[Data listing]

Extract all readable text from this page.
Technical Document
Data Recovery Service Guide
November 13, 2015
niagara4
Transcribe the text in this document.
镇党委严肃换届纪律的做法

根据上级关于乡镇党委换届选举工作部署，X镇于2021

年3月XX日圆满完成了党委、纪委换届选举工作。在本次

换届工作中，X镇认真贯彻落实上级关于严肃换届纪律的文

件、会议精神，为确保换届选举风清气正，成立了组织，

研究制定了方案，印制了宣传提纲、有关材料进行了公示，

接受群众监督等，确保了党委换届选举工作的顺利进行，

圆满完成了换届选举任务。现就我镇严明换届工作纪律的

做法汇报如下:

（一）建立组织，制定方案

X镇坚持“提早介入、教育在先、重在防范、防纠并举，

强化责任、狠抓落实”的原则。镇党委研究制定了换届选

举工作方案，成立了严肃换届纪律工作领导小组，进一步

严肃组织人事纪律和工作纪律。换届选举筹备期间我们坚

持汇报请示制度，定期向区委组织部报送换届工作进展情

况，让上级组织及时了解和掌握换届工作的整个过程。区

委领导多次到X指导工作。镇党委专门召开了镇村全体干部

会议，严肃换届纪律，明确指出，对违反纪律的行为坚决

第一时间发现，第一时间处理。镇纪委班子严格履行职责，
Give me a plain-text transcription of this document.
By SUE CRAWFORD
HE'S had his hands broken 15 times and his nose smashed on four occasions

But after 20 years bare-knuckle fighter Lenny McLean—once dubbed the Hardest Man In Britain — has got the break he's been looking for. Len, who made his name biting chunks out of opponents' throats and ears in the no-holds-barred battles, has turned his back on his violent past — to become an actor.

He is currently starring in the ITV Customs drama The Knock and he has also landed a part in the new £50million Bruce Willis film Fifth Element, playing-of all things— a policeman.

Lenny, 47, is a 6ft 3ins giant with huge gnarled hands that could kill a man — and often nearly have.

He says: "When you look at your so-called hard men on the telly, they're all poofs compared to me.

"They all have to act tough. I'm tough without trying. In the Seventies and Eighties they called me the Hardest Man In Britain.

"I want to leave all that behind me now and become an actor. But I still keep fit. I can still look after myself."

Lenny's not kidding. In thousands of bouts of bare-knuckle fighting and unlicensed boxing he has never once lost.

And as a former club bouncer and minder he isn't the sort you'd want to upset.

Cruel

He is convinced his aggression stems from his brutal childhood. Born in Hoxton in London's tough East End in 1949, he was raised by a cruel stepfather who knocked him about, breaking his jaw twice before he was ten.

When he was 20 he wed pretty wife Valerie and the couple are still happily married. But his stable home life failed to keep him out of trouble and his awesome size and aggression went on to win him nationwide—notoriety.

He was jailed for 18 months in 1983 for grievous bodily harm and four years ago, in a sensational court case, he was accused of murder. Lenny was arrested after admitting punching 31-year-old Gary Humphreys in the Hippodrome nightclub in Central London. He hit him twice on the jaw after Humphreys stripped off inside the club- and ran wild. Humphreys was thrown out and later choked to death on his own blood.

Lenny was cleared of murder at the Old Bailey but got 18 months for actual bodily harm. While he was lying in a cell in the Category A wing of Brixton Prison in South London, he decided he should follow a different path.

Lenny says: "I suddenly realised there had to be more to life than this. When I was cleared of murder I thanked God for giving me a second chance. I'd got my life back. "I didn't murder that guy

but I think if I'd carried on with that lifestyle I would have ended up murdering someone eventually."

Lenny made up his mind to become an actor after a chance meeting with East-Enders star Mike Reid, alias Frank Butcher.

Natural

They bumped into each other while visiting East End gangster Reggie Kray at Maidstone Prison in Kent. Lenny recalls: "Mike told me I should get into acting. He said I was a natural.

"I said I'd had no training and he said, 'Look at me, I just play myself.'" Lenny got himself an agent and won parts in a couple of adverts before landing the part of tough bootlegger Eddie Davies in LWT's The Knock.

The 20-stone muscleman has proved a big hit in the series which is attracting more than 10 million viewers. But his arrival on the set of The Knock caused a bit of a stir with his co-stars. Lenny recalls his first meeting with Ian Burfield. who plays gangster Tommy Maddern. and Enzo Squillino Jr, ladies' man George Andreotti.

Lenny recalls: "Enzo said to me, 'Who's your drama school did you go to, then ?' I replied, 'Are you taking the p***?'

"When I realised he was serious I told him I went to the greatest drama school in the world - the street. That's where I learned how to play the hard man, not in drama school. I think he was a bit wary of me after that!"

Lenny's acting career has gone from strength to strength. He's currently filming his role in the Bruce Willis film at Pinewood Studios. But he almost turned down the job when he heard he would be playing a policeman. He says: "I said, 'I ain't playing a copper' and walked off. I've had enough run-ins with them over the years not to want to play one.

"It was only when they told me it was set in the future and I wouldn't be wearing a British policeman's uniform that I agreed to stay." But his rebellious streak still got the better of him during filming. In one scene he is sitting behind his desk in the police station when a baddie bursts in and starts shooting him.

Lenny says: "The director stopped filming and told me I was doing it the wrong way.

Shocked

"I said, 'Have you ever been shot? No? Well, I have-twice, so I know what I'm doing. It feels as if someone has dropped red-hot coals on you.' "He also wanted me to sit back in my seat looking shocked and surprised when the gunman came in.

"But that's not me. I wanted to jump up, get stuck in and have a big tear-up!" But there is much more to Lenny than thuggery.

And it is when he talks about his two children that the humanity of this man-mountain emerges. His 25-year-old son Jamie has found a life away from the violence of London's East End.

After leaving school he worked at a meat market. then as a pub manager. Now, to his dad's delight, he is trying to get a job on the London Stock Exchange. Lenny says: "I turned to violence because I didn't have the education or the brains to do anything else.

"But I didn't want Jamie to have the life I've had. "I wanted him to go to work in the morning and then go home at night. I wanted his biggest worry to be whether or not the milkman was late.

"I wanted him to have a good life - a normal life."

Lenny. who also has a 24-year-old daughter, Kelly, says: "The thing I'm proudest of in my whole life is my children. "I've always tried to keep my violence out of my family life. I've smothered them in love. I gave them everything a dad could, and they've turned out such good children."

▸ **The exercise**:
Repeat all the records. Match each line exactly.

▸ **Answer for the task**:
Extract all readable text from this page.
Technical Document
Data Recovery Service Guide
November 13, 2015
niagara4
Transcribe the text in this document.
镇党委严肃换届纪律的做法

根据上级关于乡镇党委换届选举工作部署，X镇于2021

年3月XX日圆满完成了党委、纪委换届选举工作。在本次

换届工作中，X镇认真贯彻落实上级关于严肃换届纪律的文

件、会议精神，为确保换届选举风清气正，成立了组织，

研究制定了方案，印制了宣传提纲、有关材料进行了公示，

接受群众监督等，确保了党委换届选举工作的顺利进行，

圆满完成了换届选举任务。现就我镇严明换届工作纪律的

做法汇报如下:

（一）建立组织，制定方案

X镇坚持“提早介入、教育在先、重在防范、防纠并举，

强化责任、狠抓落实”的原则。镇党委研究制定了换届选

举工作方案，成立了严肃换届纪律工作领导小组，进一步

严肃组织人事纪律和工作纪律。换届选举筹备期间我们坚

持汇报请示制度，定期向区委组织部报送换届工作进展情

况，让上级组织及时了解和掌握换届工作的整个过程。区

委领导多次到X指导工作。镇党委专门召开了镇村全体干部

会议，严肃换届纪律，明确指出，对违反纪律的行为坚决

第一时间发现，第一时间处理。镇纪委班子严格履行职责，
Give me a plain-text transcription of this document.
By SUE CRAWFORD
HE'S had his hands broken 15 times and his nose smashed on four occasions

But after 20 years bare-knuckle fighter Lenny McLean—once dubbed the Hardest Man In Britain — has got the break he's been looking for. Len, who made his name biting chunks out of opponents' throats and ears in the no-holds-barred battles, has turned his back on his violent past — to become an actor.

He is currently starring in the ITV Customs drama The Knock and he has also landed a part in the new £50million Bruce Willis film Fifth Element, playing-of all things— a policeman.

Lenny, 47, is a 6ft 3ins giant with huge gnarled hands that could kill a man — and often nearly have.

He says: "When you look at your so-called hard men on the telly, they're all poofs compared to me.

"They all have to act tough. I'm tough without trying. In the Seventies and Eighties they called me the Hardest Man In Britain.

"I want to leave all that behind me now and become an actor. But I still keep fit. I can still look after myself."

Lenny's not kidding. In thousands of bouts of bare-knuckle fighting and unlicensed boxing he has never once lost.

And as a former club bouncer and minder he isn't the sort you'd want to upset.

Cruel

He is convinced his aggression stems from his brutal childhood. Born in Hoxton in London's tough East End in 1949, he was raised by a cruel stepfather who knocked him about, breaking his jaw twice before he was ten.

When he was 20 he wed pretty wife Valerie and the couple are still happily married. But his stable home life failed to keep him out of trouble and his awesome size and aggression went on to win him nationwide—notoriety.

He was jailed for 18 months in 1983 for grievous bodily harm and four years ago, in a sensational court case, he was accused of murder. Lenny was arrested after admitting punching 31-year-old Gary Humphreys in the Hippodrome nightclub in Central London. He hit him twice on the jaw after Humphreys stripped off inside the club- and ran wild. Humphreys was thrown out and later choked to death on his own blood.

Lenny was cleared of murder at the Old Bailey but got 18 months for actual bodily harm. While he was lying in a cell in the Category A wing of Brixton Prison in South London, he decided he should follow a different path.

Lenny says: "I suddenly realised there had to be more to life than this. When I was cleared of murder I thanked God for giving me a second chance. I'd got my life back. "I didn't murder that guy

but I think if I'd carried on with that lifestyle I would have ended up murdering someone eventually."

Lenny made up his mind to become an actor after a chance meeting with East-Enders star Mike Reid, alias Frank Butcher.

Natural

They bumped into each other while visiting East End gangster Reggie Kray at Maidstone Prison in Kent. Lenny recalls: "Mike told me I should get into acting. He said I was a natural.

"I said I'd had no training and he said, 'Look at me, I just play myself.'" Lenny got himself an agent and won parts in a couple of adverts before landing the part of tough bootlegger Eddie Davies in LWT's The Knock.

The 20-stone muscleman has proved a big hit in the series which is attracting more than 10 million viewers. But his arrival on the set of The Knock caused a bit of a stir with his co-stars. Lenny recalls his first meeting with Ian Burfield. who plays gangster Tommy Maddern. and Enzo Squillino Jr, ladies' man George Andreotti.

Lenny recalls: "Enzo said to me, 'Who's your drama school did you go to, then ?' I replied, 'Are you taking the p***?'

"When I realised he was serious I told him I went to the greatest drama school in the world - the street. That's where I learned how to play the hard man, not in drama school. I think he was a bit wary of me after that!"

Lenny's acting career has gone from strength to strength. He's currently filming his role in the Bruce Willis film at Pinewood Studios. But he almost turned down the job when he heard he would be playing a policeman. He says: "I said, 'I ain't playing a copper' and walked off. I've had enough run-ins with them over the years not to want to play one.

"It was only when they told me it was set in the future and I wouldn't be wearing a British policeman's uniform that I agreed to stay." But his rebellious streak still got the better of him during filming. In one scene he is sitting behind his desk in the police station when a baddie bursts in and starts shooting him.

Lenny says: "The director stopped filming and told me I was doing it the wrong way.

Shocked

"I said, 'Have you ever been shot? No? Well, I have-twice, so I know what I'm doing. It feels as if someone has dropped red-hot coals on you.' "He also wanted me to sit back in my seat looking shocked and surprised when the gunman came in.

"But that's not me. I wanted to jump up, get stuck in and have a big tear-up!" But there is much more to Lenny than thuggery.

And it is when he talks about his two children that the humanity of this man-mountain emerges. His 25-year-old son Jamie has found a life away from the violence of London's East End.

After leaving school he worked at a meat market. then as a pub manager. Now, to his dad's delight, he is trying to get a job on the London Stock Exchange. Lenny says: "I turned to violence because I didn't have the education or the brains to do anything else.

"But I didn't want Jamie to have the life I've had. "I wanted him to go to work in the morning and then go home at night. I wanted his biggest worry to be whether or not the milkman was late.

"I wanted him to have a good life - a normal life."

Lenny. who also has a 24-year-old daughter, Kelly, says: "The thing I'm proudest of in my whole life is my children. "I've always tried to keep my violence out of my family life. I've smothered them in love. I gave them everything a dad could, and they've turned out such good children."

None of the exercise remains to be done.